** Begin **

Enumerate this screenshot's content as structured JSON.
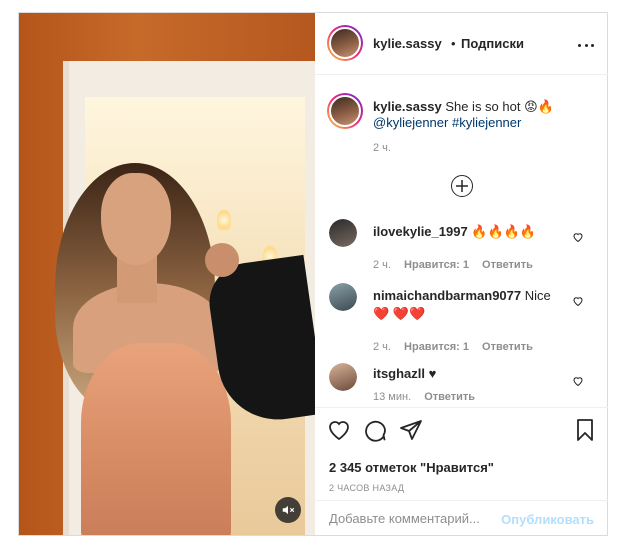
{
  "post": {
    "username": "kylie.sassy",
    "separator": "•",
    "follow_label": "Подписки",
    "caption_user": "kylie.sassy",
    "caption_text": "She is so hot 😡🔥",
    "caption_tags": [
      "@kyliejenner",
      "#kyliejenner"
    ],
    "caption_time": "2 ч."
  },
  "comments": [
    {
      "user": "ilovekylie_1997",
      "text": "🔥🔥🔥🔥",
      "time": "2 ч.",
      "likes": "Нравится: 1",
      "reply": "Ответить"
    },
    {
      "user": "nimaichandbarman9077",
      "text": "Nice ❤️ ❤️❤️",
      "time": "2 ч.",
      "likes": "Нравится: 1",
      "reply": "Ответить"
    },
    {
      "user": "itsghazll",
      "text": "♥",
      "time": "13 мин.",
      "likes": "",
      "reply": "Ответить"
    }
  ],
  "footer": {
    "likes_count": "2 345 отметок \"Нравится\"",
    "posted_ago": "2 часов назад",
    "comment_placeholder": "Добавьте комментарий...",
    "publish_label": "Опубликовать"
  },
  "icons": {
    "like": "heart-icon",
    "comment": "comment-icon",
    "share": "share-icon",
    "save": "bookmark-icon",
    "more": "more-options-icon",
    "mute": "mute-icon",
    "load_more": "plus-circle-icon"
  },
  "colors": {
    "text": "#262626",
    "muted": "#8e8e8e",
    "link": "#00376b",
    "publish_disabled": "#b2dffc",
    "heart_red": "#ed4956"
  }
}
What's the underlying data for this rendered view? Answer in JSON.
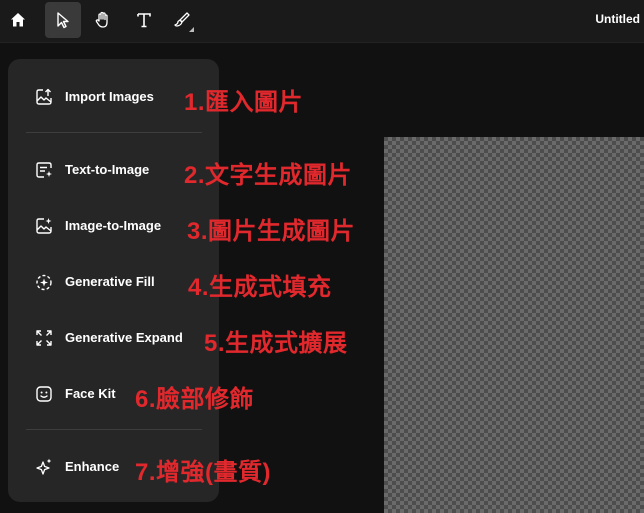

** End **

What the exercise asks
Restate each entry word for word, please, but drop any images it holds.

Task answer
Enumerate this screenshot's content as structured JSON.
{
  "post": {
    "username": "kylie.sassy",
    "separator": "•",
    "follow_label": "Подписки",
    "caption_user": "kylie.sassy",
    "caption_text": "She is so hot 😡🔥",
    "caption_tags": [
      "@kyliejenner",
      "#kyliejenner"
    ],
    "caption_time": "2 ч."
  },
  "comments": [
    {
      "user": "ilovekylie_1997",
      "text": "🔥🔥🔥🔥",
      "time": "2 ч.",
      "likes": "Нравится: 1",
      "reply": "Ответить"
    },
    {
      "user": "nimaichandbarman9077",
      "text": "Nice ❤️ ❤️❤️",
      "time": "2 ч.",
      "likes": "Нравится: 1",
      "reply": "Ответить"
    },
    {
      "user": "itsghazll",
      "text": "♥",
      "time": "13 мин.",
      "likes": "",
      "reply": "Ответить"
    }
  ],
  "footer": {
    "likes_count": "2 345 отметок \"Нравится\"",
    "posted_ago": "2 часов назад",
    "comment_placeholder": "Добавьте комментарий...",
    "publish_label": "Опубликовать"
  },
  "icons": {
    "like": "heart-icon",
    "comment": "comment-icon",
    "share": "share-icon",
    "save": "bookmark-icon",
    "more": "more-options-icon",
    "mute": "mute-icon",
    "load_more": "plus-circle-icon"
  },
  "colors": {
    "text": "#262626",
    "muted": "#8e8e8e",
    "link": "#00376b",
    "publish_disabled": "#b2dffc",
    "heart_red": "#ed4956"
  }
}
What's the underlying data for this rendered view? Answer in JSON.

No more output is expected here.